Structured figure records:
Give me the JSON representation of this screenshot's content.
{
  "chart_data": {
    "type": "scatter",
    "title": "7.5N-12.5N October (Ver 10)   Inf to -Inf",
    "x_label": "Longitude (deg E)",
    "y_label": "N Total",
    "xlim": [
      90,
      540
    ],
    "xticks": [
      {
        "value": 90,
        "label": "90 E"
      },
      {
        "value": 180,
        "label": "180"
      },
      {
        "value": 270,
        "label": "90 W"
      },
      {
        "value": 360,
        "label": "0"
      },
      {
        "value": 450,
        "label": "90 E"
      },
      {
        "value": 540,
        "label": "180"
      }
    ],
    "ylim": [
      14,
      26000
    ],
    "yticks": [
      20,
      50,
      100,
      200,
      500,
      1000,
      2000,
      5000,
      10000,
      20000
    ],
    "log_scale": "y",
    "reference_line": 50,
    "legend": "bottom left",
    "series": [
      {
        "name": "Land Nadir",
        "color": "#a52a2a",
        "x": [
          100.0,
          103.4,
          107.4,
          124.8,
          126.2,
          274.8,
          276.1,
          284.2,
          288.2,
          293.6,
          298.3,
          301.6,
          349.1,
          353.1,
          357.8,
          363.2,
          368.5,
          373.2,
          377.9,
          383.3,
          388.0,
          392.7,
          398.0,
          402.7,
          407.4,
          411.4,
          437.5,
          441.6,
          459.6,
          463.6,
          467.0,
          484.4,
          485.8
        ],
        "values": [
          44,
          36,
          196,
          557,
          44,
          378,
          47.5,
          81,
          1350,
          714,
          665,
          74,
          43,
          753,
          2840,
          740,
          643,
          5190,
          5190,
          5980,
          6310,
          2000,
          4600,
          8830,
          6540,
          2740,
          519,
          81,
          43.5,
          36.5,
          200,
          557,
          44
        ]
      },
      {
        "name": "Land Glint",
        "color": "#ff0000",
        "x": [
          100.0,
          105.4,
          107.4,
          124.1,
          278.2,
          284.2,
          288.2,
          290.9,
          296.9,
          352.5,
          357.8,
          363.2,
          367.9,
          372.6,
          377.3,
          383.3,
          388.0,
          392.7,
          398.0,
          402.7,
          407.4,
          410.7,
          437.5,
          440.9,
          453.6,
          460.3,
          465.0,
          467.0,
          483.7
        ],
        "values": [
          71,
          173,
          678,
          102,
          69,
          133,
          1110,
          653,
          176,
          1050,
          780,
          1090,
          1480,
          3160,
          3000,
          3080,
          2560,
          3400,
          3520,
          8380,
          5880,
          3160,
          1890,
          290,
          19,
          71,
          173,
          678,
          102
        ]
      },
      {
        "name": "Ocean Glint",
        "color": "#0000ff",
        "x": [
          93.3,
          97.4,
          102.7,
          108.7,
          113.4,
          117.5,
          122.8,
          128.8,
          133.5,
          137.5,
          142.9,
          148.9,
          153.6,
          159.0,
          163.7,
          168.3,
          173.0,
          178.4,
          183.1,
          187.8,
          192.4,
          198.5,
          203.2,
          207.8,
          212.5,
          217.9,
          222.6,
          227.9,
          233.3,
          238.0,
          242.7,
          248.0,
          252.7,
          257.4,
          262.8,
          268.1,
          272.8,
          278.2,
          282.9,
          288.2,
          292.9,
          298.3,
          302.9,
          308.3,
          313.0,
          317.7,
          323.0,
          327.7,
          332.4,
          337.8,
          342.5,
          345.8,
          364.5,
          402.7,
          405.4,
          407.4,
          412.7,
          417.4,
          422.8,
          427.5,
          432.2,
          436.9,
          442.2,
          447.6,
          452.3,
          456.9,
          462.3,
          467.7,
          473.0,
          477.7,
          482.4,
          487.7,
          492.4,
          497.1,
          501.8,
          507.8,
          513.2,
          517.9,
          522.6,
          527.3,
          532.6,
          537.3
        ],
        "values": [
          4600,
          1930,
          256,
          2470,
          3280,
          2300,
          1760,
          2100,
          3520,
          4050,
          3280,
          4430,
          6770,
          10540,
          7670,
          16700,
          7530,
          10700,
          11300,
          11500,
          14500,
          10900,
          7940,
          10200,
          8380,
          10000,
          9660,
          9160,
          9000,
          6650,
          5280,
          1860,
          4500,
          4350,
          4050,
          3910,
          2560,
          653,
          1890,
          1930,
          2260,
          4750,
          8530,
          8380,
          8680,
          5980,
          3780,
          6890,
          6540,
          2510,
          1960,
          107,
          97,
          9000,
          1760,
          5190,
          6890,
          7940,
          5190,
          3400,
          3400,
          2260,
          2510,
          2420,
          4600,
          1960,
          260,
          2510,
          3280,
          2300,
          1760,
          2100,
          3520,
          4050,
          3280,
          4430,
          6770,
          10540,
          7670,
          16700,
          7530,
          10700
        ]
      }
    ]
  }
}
* * *
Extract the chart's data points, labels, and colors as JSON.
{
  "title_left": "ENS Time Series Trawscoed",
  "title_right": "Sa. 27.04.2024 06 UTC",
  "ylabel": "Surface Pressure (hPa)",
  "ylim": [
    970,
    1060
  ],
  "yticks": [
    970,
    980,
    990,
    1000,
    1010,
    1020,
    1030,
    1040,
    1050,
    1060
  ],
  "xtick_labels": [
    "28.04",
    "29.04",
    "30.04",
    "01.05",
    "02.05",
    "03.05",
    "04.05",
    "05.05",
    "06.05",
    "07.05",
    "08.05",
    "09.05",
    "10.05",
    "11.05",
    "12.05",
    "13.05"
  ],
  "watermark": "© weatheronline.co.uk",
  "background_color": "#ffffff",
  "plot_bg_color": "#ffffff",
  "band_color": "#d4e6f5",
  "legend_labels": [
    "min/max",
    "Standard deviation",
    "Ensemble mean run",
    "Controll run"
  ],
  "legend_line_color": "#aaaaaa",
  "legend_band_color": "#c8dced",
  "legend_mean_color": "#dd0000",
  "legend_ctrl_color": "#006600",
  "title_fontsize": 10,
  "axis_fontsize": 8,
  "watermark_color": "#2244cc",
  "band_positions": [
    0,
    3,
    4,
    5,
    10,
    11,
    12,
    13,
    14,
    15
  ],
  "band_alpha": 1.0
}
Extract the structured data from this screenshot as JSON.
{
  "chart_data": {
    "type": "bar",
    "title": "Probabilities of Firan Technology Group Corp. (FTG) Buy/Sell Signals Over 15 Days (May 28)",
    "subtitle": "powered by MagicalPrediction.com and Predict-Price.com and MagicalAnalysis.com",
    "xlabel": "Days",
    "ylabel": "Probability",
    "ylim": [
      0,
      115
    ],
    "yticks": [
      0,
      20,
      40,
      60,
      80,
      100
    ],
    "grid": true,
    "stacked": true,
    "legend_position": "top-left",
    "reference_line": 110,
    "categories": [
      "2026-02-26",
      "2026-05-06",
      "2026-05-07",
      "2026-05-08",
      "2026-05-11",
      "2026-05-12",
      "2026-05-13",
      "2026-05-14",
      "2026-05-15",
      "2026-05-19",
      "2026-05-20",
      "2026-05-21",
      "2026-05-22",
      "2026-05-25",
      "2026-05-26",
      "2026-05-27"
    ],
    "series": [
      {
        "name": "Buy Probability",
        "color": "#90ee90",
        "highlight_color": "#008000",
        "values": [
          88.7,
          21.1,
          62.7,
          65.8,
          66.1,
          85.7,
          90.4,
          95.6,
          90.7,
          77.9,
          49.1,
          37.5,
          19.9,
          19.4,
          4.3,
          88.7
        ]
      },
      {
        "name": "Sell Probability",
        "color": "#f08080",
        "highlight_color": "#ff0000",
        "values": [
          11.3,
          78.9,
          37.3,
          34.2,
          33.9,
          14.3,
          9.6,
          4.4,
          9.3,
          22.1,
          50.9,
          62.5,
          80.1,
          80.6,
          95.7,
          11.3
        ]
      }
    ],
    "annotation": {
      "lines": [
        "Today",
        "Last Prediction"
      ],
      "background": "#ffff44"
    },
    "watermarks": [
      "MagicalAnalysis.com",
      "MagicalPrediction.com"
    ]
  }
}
==
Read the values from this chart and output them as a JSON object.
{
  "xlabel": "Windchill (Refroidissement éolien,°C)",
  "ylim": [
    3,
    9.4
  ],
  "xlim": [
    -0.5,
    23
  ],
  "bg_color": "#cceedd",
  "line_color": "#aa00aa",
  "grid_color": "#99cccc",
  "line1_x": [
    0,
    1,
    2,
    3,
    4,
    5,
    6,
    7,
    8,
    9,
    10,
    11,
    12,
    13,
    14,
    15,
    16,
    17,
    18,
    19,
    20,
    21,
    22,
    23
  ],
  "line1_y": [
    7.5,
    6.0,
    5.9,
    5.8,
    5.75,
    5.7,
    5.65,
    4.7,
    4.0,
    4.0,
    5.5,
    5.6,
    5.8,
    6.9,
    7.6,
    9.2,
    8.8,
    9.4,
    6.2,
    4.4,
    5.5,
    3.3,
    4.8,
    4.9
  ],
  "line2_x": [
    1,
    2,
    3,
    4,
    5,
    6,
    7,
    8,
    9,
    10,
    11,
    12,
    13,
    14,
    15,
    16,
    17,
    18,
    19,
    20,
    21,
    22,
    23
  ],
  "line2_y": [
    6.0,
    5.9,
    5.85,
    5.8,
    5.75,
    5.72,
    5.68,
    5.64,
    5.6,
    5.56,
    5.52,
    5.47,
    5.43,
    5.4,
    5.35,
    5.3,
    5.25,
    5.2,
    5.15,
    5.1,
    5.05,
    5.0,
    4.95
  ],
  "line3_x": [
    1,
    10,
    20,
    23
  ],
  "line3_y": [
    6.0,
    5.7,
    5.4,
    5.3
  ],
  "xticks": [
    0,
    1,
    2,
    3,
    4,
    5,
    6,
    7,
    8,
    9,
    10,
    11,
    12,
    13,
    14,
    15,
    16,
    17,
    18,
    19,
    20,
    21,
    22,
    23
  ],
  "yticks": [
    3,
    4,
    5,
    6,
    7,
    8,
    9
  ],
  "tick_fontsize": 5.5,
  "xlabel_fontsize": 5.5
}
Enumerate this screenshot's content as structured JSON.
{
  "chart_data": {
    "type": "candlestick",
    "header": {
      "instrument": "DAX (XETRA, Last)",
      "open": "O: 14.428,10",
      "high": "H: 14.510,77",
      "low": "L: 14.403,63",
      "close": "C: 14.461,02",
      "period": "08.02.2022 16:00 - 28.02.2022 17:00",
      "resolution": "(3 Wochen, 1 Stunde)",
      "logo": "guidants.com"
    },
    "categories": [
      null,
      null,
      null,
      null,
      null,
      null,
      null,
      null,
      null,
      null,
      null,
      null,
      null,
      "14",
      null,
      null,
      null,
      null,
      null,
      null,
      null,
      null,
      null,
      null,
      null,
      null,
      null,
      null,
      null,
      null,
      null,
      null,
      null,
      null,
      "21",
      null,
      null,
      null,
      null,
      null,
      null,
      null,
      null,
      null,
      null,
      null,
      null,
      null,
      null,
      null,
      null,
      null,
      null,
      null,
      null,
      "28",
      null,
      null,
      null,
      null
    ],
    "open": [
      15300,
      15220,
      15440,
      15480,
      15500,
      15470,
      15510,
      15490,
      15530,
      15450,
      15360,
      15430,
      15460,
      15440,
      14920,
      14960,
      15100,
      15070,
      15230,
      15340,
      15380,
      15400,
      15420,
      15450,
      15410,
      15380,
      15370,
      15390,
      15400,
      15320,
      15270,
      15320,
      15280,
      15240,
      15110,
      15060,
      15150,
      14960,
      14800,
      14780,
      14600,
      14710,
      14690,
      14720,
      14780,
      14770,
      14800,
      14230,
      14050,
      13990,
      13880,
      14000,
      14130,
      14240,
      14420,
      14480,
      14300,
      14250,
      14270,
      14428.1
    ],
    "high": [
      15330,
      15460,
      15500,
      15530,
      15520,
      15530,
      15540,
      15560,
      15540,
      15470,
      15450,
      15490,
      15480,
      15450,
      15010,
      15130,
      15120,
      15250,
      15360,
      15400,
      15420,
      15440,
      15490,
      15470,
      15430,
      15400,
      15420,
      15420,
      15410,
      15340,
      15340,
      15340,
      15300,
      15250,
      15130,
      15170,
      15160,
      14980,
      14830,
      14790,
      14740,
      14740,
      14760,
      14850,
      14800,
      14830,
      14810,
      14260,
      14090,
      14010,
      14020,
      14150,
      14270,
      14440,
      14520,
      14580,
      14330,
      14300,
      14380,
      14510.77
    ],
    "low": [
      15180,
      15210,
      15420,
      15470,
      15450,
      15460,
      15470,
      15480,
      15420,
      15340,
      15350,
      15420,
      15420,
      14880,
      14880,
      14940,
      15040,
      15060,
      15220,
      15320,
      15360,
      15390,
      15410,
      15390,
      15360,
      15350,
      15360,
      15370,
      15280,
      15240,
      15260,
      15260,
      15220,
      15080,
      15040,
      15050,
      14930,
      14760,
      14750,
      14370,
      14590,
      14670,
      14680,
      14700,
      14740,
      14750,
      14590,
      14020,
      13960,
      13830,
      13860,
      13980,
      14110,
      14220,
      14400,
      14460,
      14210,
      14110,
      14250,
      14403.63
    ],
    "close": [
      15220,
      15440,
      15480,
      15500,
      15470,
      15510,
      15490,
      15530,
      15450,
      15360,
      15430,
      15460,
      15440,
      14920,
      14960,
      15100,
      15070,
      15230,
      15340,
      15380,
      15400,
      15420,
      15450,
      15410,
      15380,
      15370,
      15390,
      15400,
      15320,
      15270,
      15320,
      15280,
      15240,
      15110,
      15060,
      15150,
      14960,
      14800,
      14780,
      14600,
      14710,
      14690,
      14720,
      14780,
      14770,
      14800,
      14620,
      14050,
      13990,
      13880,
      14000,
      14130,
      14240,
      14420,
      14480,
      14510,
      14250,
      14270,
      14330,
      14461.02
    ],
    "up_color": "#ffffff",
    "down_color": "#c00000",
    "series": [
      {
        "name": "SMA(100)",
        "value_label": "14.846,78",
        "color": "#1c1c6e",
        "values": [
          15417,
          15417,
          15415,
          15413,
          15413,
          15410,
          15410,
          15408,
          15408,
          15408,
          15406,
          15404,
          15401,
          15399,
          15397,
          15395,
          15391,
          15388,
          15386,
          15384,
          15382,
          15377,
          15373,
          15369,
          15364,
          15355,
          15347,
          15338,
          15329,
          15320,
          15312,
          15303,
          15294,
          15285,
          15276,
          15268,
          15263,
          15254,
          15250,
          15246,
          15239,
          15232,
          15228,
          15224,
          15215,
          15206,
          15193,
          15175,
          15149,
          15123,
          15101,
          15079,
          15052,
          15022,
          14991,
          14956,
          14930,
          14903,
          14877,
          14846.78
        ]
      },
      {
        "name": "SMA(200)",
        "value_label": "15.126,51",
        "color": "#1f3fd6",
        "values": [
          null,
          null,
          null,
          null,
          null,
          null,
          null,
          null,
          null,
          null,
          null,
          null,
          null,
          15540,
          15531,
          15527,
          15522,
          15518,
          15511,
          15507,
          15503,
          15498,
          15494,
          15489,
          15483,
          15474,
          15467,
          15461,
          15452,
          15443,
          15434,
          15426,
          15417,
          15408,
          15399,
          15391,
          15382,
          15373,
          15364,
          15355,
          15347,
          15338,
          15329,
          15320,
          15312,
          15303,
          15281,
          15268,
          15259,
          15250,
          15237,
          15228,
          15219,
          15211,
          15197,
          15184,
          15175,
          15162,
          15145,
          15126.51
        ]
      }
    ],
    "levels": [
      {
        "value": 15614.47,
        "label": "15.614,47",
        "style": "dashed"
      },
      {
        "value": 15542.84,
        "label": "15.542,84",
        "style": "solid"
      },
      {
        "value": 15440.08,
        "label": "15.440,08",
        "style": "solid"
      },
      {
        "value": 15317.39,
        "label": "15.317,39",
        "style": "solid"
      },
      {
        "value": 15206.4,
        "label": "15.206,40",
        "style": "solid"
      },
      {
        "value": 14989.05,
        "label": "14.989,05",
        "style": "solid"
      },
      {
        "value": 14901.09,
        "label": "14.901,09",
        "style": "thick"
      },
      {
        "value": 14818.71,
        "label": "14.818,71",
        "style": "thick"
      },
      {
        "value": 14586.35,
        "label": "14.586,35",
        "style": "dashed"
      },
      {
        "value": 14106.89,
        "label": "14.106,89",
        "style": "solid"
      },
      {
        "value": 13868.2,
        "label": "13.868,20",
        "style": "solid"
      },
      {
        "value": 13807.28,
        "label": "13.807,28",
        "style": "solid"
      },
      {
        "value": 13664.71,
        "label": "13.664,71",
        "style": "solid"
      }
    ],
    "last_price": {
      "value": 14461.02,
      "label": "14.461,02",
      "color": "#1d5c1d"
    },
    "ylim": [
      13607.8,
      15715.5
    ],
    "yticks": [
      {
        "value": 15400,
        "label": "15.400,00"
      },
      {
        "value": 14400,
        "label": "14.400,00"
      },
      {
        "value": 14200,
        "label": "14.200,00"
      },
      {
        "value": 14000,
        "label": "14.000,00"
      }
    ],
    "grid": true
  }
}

### Short task
All lines of the data above that include the word "Probability" must be shown.

### Output below
    "ylabel": "Probability",
        "name": "Buy Probability",
        "name": "Sell Probability",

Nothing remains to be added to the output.